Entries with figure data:
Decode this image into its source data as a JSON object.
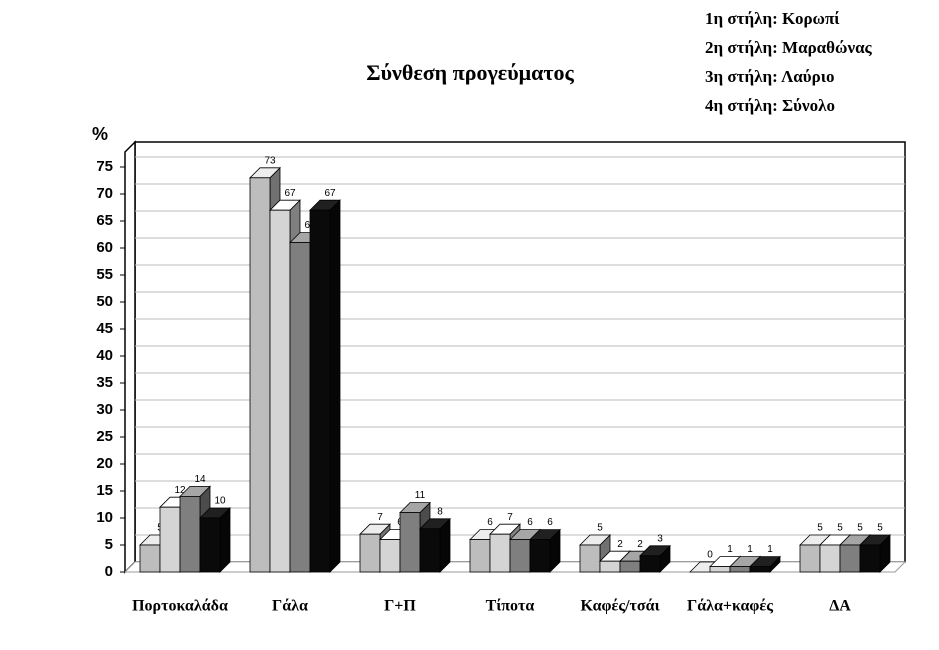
{
  "chart_data": {
    "type": "bar3d",
    "title": "Σύνθεση προγεύματος",
    "y_label": "%",
    "categories": [
      "Πορτοκαλάδα",
      "Γάλα",
      "Γ+Π",
      "Τίποτα",
      "Καφές/τσάι",
      "Γάλα+καφές",
      "ΔΑ"
    ],
    "series": [
      {
        "name": "1η στήλη: Κορωπί",
        "color": "#bdbdbd",
        "values": [
          5,
          73,
          7,
          6,
          5,
          0,
          5
        ]
      },
      {
        "name": "2η στήλη: Μαραθώνας",
        "color": "#d4d4d4",
        "values": [
          12,
          67,
          6,
          7,
          2,
          1,
          5
        ]
      },
      {
        "name": "3η στήλη: Λαύριο",
        "color": "#7f7f7f",
        "values": [
          14,
          61,
          11,
          6,
          2,
          1,
          5
        ]
      },
      {
        "name": "4η στήλη: Σύνολο",
        "color": "#0a0a0a",
        "values": [
          10,
          67,
          8,
          6,
          3,
          1,
          5
        ]
      }
    ],
    "ylim": [
      0,
      75
    ],
    "yticks": [
      0,
      5,
      10,
      15,
      20,
      25,
      30,
      35,
      40,
      45,
      50,
      55,
      60,
      65,
      70,
      75
    ],
    "grid": true
  }
}
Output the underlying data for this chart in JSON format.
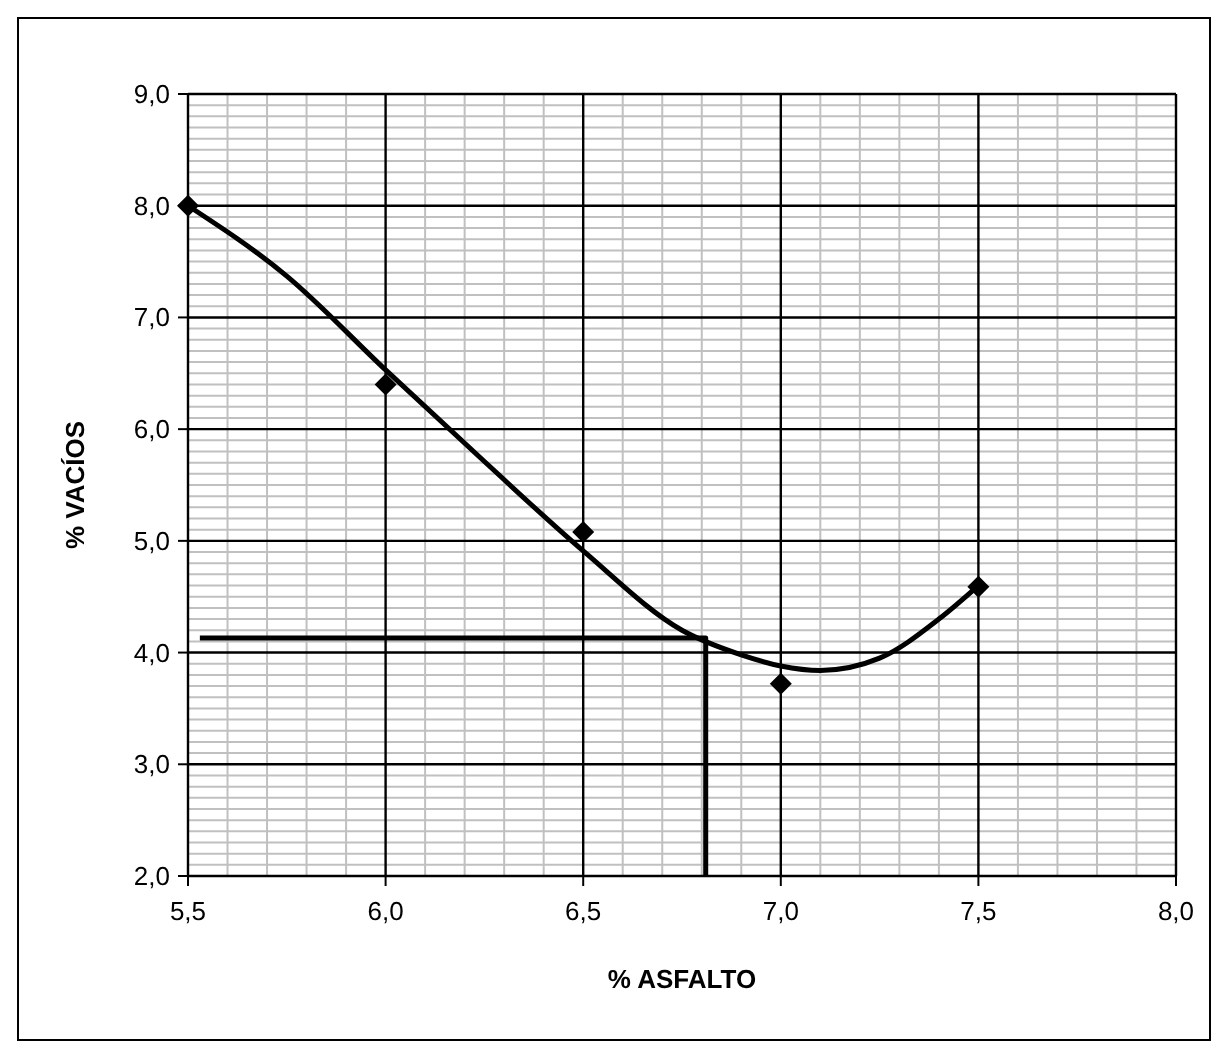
{
  "chart_data": {
    "type": "scatter",
    "xlabel": "% ASFALTO",
    "ylabel": "% VACÍOS",
    "xlim": [
      5.5,
      8.0
    ],
    "ylim": [
      2.0,
      9.0
    ],
    "xticks": [
      {
        "value": 5.5,
        "label": "5,5"
      },
      {
        "value": 6.0,
        "label": "6,0"
      },
      {
        "value": 6.5,
        "label": "6,5"
      },
      {
        "value": 7.0,
        "label": "7,0"
      },
      {
        "value": 7.5,
        "label": "7,5"
      },
      {
        "value": 8.0,
        "label": "8,0"
      }
    ],
    "yticks": [
      {
        "value": 2.0,
        "label": "2,0"
      },
      {
        "value": 3.0,
        "label": "3,0"
      },
      {
        "value": 4.0,
        "label": "4,0"
      },
      {
        "value": 5.0,
        "label": "5,0"
      },
      {
        "value": 6.0,
        "label": "6,0"
      },
      {
        "value": 7.0,
        "label": "7,0"
      },
      {
        "value": 8.0,
        "label": "8,0"
      },
      {
        "value": 9.0,
        "label": "9,0"
      }
    ],
    "grid": true,
    "series": [
      {
        "type": "line",
        "color": "#000000",
        "marker": "none",
        "line_style": "solid",
        "x": [
          5.5,
          5.75,
          6.0,
          6.25,
          6.5,
          6.75,
          6.9,
          7.0,
          7.1,
          7.25,
          7.4,
          7.5
        ],
        "values": [
          8.0,
          7.37,
          6.53,
          5.71,
          4.91,
          4.2,
          3.98,
          3.88,
          3.84,
          3.95,
          4.3,
          4.6
        ]
      },
      {
        "color": "#000000",
        "marker": "diamond",
        "x": [
          5.5,
          6.0,
          6.5,
          7.0,
          7.5
        ],
        "values": [
          8.0,
          6.4,
          5.08,
          3.72,
          4.59
        ]
      },
      {
        "type": "line",
        "color": "#000000",
        "marker": "none",
        "line_style": "solid",
        "x": [
          5.53,
          6.81,
          6.81
        ],
        "values": [
          4.13,
          4.13,
          2.0
        ]
      }
    ]
  }
}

Work required:
Transcribe the whole listing exactly. Pictures are excluded.

Task result:
Decode this image into its source data as a JSON object.
{
  "chart_data": {
    "type": "bar3d",
    "title": "Σύνθεση προγεύματος",
    "y_label": "%",
    "categories": [
      "Πορτοκαλάδα",
      "Γάλα",
      "Γ+Π",
      "Τίποτα",
      "Καφές/τσάι",
      "Γάλα+καφές",
      "ΔΑ"
    ],
    "series": [
      {
        "name": "1η στήλη: Κορωπί",
        "color": "#bdbdbd",
        "values": [
          5,
          73,
          7,
          6,
          5,
          0,
          5
        ]
      },
      {
        "name": "2η στήλη: Μαραθώνας",
        "color": "#d4d4d4",
        "values": [
          12,
          67,
          6,
          7,
          2,
          1,
          5
        ]
      },
      {
        "name": "3η στήλη: Λαύριο",
        "color": "#7f7f7f",
        "values": [
          14,
          61,
          11,
          6,
          2,
          1,
          5
        ]
      },
      {
        "name": "4η στήλη: Σύνολο",
        "color": "#0a0a0a",
        "values": [
          10,
          67,
          8,
          6,
          3,
          1,
          5
        ]
      }
    ],
    "ylim": [
      0,
      75
    ],
    "yticks": [
      0,
      5,
      10,
      15,
      20,
      25,
      30,
      35,
      40,
      45,
      50,
      55,
      60,
      65,
      70,
      75
    ],
    "grid": true
  }
}
Output the underlying data for this chart in JSON format.
{
  "chart_data": {
    "type": "scatter",
    "xlabel": "% ASFALTO",
    "ylabel": "% VACÍOS",
    "xlim": [
      5.5,
      8.0
    ],
    "ylim": [
      2.0,
      9.0
    ],
    "xticks": [
      {
        "value": 5.5,
        "label": "5,5"
      },
      {
        "value": 6.0,
        "label": "6,0"
      },
      {
        "value": 6.5,
        "label": "6,5"
      },
      {
        "value": 7.0,
        "label": "7,0"
      },
      {
        "value": 7.5,
        "label": "7,5"
      },
      {
        "value": 8.0,
        "label": "8,0"
      }
    ],
    "yticks": [
      {
        "value": 2.0,
        "label": "2,0"
      },
      {
        "value": 3.0,
        "label": "3,0"
      },
      {
        "value": 4.0,
        "label": "4,0"
      },
      {
        "value": 5.0,
        "label": "5,0"
      },
      {
        "value": 6.0,
        "label": "6,0"
      },
      {
        "value": 7.0,
        "label": "7,0"
      },
      {
        "value": 8.0,
        "label": "8,0"
      },
      {
        "value": 9.0,
        "label": "9,0"
      }
    ],
    "grid": true,
    "series": [
      {
        "type": "line",
        "color": "#000000",
        "marker": "none",
        "line_style": "solid",
        "x": [
          5.5,
          5.75,
          6.0,
          6.25,
          6.5,
          6.75,
          6.9,
          7.0,
          7.1,
          7.25,
          7.4,
          7.5
        ],
        "values": [
          8.0,
          7.37,
          6.53,
          5.71,
          4.91,
          4.2,
          3.98,
          3.88,
          3.84,
          3.95,
          4.3,
          4.6
        ]
      },
      {
        "color": "#000000",
        "marker": "diamond",
        "x": [
          5.5,
          6.0,
          6.5,
          7.0,
          7.5
        ],
        "values": [
          8.0,
          6.4,
          5.08,
          3.72,
          4.59
        ]
      },
      {
        "type": "line",
        "color": "#000000",
        "marker": "none",
        "line_style": "solid",
        "x": [
          5.53,
          6.81,
          6.81
        ],
        "values": [
          4.13,
          4.13,
          2.0
        ]
      }
    ]
  }
}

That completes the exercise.